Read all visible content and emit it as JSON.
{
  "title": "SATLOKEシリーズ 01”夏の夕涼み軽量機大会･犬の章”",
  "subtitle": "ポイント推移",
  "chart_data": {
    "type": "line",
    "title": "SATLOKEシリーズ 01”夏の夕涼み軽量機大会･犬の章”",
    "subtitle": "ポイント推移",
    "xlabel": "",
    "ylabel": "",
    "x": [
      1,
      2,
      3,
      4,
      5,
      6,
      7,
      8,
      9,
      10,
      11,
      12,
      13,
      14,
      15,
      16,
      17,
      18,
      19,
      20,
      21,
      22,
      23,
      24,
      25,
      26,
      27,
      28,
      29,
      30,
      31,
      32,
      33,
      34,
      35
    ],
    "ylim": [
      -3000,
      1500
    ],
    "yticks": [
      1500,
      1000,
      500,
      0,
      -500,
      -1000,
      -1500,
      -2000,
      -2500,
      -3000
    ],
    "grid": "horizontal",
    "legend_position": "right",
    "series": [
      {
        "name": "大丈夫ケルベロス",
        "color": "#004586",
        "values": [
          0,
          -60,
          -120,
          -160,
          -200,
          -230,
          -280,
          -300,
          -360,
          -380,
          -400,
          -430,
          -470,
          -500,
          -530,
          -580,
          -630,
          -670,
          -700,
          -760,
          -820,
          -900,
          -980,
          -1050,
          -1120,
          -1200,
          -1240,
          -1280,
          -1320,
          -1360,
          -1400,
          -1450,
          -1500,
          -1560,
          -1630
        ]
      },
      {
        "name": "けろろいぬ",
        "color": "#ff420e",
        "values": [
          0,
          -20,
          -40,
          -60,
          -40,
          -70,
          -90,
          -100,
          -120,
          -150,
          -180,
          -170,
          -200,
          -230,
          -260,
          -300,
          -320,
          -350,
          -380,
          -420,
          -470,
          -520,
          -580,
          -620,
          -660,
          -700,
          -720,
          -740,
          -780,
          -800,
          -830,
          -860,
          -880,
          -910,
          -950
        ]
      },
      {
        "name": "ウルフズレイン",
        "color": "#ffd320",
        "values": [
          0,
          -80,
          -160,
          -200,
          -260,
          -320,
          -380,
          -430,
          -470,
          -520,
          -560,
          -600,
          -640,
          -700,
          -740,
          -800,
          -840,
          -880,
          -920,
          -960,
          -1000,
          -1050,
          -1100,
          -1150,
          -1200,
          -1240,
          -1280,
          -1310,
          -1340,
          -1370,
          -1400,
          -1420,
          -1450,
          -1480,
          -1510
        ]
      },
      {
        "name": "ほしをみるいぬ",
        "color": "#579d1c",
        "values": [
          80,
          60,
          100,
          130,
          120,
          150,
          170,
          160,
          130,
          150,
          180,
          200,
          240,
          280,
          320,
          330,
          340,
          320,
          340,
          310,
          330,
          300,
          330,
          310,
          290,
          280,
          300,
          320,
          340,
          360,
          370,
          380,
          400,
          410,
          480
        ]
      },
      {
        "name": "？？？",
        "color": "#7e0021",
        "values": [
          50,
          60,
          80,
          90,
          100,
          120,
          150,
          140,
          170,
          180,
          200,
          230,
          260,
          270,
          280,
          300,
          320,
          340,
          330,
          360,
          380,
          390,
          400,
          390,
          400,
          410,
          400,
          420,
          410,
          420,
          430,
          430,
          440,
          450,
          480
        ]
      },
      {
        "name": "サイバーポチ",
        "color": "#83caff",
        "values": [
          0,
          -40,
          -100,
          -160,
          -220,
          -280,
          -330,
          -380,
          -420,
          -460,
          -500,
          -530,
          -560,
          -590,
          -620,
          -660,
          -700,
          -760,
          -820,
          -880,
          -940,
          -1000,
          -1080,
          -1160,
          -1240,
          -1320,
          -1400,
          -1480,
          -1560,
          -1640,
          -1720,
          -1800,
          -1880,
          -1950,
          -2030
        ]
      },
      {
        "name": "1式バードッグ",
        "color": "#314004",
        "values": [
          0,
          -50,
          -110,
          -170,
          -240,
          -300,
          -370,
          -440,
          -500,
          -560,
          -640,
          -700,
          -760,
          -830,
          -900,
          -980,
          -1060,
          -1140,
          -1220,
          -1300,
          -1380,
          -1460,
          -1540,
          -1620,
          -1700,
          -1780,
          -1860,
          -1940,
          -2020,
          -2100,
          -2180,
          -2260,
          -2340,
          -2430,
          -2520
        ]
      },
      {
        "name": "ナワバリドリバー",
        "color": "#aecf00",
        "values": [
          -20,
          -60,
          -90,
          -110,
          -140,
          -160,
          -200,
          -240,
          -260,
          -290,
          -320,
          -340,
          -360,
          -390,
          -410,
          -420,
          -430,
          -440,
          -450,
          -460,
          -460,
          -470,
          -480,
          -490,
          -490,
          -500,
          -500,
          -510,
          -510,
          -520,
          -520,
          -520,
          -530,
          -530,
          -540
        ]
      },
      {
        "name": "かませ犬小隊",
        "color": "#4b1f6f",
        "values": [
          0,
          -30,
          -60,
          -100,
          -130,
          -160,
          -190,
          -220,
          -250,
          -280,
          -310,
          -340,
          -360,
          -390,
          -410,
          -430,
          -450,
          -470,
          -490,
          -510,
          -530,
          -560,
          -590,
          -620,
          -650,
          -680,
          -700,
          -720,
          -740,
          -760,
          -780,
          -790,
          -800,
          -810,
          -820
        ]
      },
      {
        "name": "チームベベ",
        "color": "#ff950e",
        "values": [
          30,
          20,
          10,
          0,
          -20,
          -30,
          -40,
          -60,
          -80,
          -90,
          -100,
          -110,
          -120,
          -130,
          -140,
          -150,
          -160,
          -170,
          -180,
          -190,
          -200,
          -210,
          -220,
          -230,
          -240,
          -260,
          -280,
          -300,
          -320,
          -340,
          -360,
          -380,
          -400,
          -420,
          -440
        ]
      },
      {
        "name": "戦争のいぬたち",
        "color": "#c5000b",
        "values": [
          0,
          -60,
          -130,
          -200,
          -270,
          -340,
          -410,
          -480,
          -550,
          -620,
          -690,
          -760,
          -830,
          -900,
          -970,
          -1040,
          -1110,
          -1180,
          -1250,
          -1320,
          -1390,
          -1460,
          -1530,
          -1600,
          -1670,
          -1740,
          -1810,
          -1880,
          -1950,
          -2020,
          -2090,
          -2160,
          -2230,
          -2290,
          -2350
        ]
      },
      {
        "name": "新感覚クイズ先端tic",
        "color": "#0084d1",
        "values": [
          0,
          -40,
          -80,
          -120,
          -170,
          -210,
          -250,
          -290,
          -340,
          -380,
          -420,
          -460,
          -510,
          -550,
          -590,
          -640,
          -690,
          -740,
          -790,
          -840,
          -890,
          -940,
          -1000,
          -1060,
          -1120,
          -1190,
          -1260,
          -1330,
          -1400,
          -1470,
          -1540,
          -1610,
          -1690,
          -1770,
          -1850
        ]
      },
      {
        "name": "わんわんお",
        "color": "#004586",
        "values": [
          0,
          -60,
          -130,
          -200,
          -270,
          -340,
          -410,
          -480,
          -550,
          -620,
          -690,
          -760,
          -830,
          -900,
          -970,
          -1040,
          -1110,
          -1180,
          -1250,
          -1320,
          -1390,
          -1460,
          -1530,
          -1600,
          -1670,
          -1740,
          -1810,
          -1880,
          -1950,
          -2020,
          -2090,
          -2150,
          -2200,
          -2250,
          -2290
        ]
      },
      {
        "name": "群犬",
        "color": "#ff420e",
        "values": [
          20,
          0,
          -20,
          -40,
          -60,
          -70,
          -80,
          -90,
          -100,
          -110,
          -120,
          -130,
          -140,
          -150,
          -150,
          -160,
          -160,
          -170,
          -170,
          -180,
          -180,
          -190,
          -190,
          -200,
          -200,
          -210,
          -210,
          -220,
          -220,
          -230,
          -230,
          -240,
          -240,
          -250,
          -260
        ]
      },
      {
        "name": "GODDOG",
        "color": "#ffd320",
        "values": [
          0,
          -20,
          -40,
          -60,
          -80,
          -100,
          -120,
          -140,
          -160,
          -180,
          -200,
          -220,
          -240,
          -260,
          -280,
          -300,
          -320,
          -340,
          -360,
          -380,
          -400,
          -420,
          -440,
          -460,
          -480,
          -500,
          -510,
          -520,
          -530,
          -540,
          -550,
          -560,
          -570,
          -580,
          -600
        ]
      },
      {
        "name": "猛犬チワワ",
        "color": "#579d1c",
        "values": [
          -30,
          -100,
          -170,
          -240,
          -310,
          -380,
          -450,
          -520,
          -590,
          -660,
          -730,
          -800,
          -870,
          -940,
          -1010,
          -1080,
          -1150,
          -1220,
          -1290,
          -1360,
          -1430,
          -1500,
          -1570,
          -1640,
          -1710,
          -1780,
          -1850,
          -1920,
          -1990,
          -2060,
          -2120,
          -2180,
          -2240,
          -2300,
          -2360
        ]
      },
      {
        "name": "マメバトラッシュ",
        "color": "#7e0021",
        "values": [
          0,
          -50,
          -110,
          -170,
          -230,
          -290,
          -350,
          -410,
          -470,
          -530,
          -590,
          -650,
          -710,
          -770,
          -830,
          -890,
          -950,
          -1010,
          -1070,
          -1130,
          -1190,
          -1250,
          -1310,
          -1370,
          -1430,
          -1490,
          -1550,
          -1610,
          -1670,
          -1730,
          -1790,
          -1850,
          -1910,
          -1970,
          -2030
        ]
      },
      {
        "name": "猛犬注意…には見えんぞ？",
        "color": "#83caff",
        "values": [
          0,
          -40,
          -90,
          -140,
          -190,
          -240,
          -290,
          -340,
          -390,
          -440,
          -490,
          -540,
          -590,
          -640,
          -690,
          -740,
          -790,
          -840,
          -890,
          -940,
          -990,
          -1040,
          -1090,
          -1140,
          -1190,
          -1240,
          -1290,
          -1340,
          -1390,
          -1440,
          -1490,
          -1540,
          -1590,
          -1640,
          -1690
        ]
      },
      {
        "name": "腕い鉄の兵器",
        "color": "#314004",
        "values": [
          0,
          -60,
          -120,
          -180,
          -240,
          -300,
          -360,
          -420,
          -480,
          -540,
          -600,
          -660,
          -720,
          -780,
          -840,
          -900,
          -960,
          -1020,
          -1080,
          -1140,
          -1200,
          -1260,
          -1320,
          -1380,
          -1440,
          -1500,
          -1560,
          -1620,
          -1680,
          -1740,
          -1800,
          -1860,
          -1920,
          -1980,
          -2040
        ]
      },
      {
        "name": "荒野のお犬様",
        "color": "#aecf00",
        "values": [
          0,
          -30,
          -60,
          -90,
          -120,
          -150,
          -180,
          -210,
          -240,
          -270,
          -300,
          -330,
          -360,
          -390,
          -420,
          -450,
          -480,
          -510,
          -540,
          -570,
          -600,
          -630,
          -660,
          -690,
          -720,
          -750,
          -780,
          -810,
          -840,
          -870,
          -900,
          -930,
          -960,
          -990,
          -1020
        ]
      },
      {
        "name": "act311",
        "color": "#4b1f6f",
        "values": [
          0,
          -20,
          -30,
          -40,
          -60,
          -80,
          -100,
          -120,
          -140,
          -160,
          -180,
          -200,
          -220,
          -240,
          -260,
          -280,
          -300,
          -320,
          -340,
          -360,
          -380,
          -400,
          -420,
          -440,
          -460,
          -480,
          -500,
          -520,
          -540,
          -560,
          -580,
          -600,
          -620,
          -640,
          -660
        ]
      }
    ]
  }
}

- - - -

■ Your goal ■
Copy out each line in the listing that has the word "SATLOKEシリーズ".

■ Correct answer ■
  "title": "SATLOKEシリーズ 01”夏の夕涼み軽量機大会･犬の章”",
    "title": "SATLOKEシリーズ 01”夏の夕涼み軽量機大会･犬の章”",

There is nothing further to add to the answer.